Can you write out all of the material below line for line, leaving out the pictures?
+++ Supplied records +++
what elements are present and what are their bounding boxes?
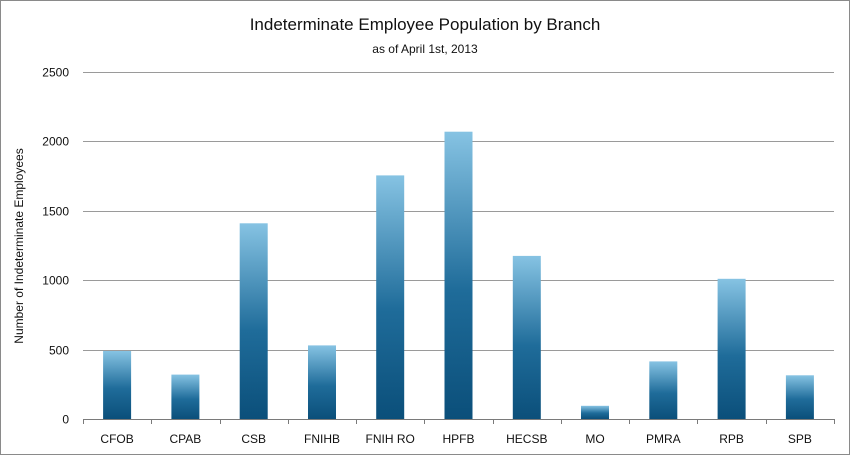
y-axis-label: Number of Indeterminate Employees: [12, 148, 26, 343]
bar-spb: [785, 375, 814, 419]
bar-hpfb: [444, 131, 473, 419]
x-tick-label: PMRA: [646, 432, 681, 446]
x-tick-label: CFOB: [100, 432, 133, 446]
y-tick-label: 1500: [42, 205, 69, 219]
chart-subtitle: as of April 1st, 2013: [372, 42, 478, 56]
x-tick-label: SPB: [788, 432, 812, 446]
x-tick-labels: CFOB CPAB CSB FNIHB FNIH RO HPFB HECSB MO PMRA RP…: [83, 419, 835, 446]
bar-pmra: [649, 361, 678, 419]
bars: [103, 131, 814, 419]
x-tick-label: CPAB: [170, 432, 202, 446]
y-tick-labels: 0 500 1000 1500 2000 2500: [42, 66, 69, 427]
bar-mo: [581, 405, 609, 419]
bar-cpab: [171, 374, 200, 419]
y-tick-label: 2500: [42, 66, 69, 80]
y-tick-label: 2000: [42, 135, 69, 149]
bar-fnihb: [308, 345, 336, 419]
y-tick-label: 0: [62, 413, 69, 427]
chart-title: Indeterminate Employee Population by Bra…: [250, 15, 601, 34]
y-tick-label: 500: [49, 344, 69, 358]
bar-rpb: [717, 278, 746, 419]
x-tick-label: RPB: [719, 432, 744, 446]
x-tick-label: HPFB: [442, 432, 474, 446]
bar-csb: [239, 223, 268, 419]
bar-hecsb: [512, 255, 541, 419]
x-tick-label: MO: [585, 432, 604, 446]
x-tick-label: FNIHB: [304, 432, 340, 446]
x-tick-label: HECSB: [506, 432, 547, 446]
x-tick-label: CSB: [241, 432, 266, 446]
bar-fnih-ro: [376, 175, 405, 419]
x-tick-label: FNIH RO: [366, 432, 415, 446]
bar-cfob: [103, 351, 132, 419]
y-tick-label: 1000: [42, 274, 69, 288]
+++
» Response to this task
what elements are present and what are their bounding boxes?
y-axis-label: Number of Indeterminate Employees: [12, 148, 26, 343]
bar-spb: [785, 375, 814, 419]
bar-hpfb: [444, 131, 473, 419]
x-tick-label: PMRA: [646, 432, 681, 446]
x-tick-label: CFOB: [100, 432, 133, 446]
y-tick-label: 1500: [42, 205, 69, 219]
chart-subtitle: as of April 1st, 2013: [372, 42, 478, 56]
x-tick-label: SPB: [788, 432, 812, 446]
x-tick-labels: CFOB CPAB CSB FNIHB FNIH RO HPFB HECSB MO PMRA RP…: [83, 419, 835, 446]
bar-pmra: [649, 361, 678, 419]
bars: [103, 131, 814, 419]
x-tick-label: CPAB: [170, 432, 202, 446]
y-tick-labels: 0 500 1000 1500 2000 2500: [42, 66, 69, 427]
bar-mo: [581, 405, 609, 419]
bar-cpab: [171, 374, 200, 419]
y-tick-label: 2500: [42, 66, 69, 80]
y-tick-label: 2000: [42, 135, 69, 149]
bar-fnihb: [308, 345, 336, 419]
y-tick-label: 0: [62, 413, 69, 427]
chart-title: Indeterminate Employee Population by Bra…: [250, 15, 601, 34]
y-tick-label: 500: [49, 344, 69, 358]
bar-rpb: [717, 278, 746, 419]
x-tick-label: RPB: [719, 432, 744, 446]
x-tick-label: HPFB: [442, 432, 474, 446]
bar-csb: [239, 223, 268, 419]
bar-hecsb: [512, 255, 541, 419]
x-tick-label: MO: [585, 432, 604, 446]
x-tick-label: FNIHB: [304, 432, 340, 446]
x-tick-label: HECSB: [506, 432, 547, 446]
x-tick-label: CSB: [241, 432, 266, 446]
bar-fnih-ro: [376, 175, 405, 419]
x-tick-label: FNIH RO: [366, 432, 415, 446]
bar-cfob: [103, 351, 132, 419]
y-tick-label: 1000: [42, 274, 69, 288]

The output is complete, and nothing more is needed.